┌──
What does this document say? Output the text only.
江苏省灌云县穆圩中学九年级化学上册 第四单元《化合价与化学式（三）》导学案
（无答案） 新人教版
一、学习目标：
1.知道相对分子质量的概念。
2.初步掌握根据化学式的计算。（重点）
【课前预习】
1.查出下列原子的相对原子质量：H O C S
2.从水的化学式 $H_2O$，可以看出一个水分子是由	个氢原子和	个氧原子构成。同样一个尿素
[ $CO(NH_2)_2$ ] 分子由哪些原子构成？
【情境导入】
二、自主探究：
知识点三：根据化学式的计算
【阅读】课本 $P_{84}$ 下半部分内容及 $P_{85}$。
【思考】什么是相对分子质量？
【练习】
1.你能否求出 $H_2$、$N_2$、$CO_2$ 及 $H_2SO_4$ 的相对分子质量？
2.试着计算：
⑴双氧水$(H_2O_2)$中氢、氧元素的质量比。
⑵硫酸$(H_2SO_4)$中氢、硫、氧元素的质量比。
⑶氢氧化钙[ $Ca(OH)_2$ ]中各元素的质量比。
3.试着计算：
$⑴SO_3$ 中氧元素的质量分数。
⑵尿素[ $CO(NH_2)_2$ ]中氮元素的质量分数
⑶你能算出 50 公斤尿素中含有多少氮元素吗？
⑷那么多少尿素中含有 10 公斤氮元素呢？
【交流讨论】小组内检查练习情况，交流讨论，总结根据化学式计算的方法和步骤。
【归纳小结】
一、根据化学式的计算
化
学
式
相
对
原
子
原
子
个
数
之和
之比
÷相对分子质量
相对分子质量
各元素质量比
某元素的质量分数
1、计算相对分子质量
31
└──
┌──
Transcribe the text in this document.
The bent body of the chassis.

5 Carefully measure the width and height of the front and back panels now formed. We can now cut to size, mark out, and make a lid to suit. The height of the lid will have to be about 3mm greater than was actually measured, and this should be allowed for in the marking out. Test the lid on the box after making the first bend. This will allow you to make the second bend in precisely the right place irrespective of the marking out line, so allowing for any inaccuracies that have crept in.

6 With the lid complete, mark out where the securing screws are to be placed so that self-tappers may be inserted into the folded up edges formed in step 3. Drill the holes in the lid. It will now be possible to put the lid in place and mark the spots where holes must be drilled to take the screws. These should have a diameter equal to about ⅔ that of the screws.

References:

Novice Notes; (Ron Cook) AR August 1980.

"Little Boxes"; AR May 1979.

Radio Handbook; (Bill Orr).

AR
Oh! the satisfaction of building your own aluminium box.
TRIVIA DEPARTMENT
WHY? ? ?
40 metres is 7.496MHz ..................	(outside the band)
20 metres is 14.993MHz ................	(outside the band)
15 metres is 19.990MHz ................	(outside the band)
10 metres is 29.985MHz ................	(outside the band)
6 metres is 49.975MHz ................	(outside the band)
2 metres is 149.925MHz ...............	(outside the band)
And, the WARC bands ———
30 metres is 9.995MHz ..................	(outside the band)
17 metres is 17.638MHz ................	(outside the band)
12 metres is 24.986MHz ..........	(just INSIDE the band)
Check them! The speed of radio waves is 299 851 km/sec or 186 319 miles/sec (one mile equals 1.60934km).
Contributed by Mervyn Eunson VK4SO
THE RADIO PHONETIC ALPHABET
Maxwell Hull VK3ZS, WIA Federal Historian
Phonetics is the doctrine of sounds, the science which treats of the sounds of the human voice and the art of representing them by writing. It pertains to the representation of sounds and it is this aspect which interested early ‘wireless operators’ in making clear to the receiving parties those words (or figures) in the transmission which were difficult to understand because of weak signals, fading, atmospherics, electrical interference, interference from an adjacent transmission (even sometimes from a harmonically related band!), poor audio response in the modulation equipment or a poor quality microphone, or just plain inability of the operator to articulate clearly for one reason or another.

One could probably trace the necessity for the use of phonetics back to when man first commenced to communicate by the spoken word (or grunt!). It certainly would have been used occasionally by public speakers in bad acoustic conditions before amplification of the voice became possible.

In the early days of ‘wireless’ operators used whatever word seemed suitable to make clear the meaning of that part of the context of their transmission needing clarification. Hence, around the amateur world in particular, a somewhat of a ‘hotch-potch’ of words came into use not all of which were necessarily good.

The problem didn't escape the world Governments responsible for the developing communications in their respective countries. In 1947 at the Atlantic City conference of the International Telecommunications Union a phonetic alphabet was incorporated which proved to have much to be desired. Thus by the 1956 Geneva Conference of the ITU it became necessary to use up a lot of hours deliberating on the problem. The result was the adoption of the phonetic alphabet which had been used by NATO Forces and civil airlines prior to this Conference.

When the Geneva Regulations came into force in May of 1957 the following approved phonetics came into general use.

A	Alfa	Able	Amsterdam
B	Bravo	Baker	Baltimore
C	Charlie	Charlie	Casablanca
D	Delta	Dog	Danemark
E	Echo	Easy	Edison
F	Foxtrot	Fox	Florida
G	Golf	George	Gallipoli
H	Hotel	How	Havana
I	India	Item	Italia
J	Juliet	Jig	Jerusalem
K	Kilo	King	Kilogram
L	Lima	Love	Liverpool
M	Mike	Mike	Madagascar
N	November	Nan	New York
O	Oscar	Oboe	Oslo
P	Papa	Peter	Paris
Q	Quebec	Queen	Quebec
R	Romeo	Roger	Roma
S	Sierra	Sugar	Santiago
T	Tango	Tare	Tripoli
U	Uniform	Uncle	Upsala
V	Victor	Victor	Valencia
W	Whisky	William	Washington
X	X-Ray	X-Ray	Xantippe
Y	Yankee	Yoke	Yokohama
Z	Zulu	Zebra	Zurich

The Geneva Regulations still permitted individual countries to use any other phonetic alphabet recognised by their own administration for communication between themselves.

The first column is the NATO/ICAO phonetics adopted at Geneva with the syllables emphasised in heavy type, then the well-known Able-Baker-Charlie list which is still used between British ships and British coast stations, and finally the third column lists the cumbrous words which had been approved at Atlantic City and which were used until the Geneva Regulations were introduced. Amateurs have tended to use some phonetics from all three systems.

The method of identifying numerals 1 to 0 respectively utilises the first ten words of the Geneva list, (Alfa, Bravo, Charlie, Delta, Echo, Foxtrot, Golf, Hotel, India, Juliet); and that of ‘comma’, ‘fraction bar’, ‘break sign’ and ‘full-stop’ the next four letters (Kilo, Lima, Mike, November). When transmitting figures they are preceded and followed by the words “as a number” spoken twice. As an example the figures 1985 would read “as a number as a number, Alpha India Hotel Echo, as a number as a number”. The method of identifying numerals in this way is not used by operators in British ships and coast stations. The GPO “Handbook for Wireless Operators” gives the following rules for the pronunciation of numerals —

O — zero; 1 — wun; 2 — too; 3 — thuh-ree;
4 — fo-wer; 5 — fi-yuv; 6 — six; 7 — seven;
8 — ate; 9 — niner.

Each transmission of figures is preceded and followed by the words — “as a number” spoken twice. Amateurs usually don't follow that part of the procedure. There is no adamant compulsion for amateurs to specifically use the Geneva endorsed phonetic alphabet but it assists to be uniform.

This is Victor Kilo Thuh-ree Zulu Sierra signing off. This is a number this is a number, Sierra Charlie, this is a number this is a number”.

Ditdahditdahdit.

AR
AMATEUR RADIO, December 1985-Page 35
└──
Check each line of the records for the string "Victor" and state how many lines contain it. Give only the number.

* TASK ANSWER *
2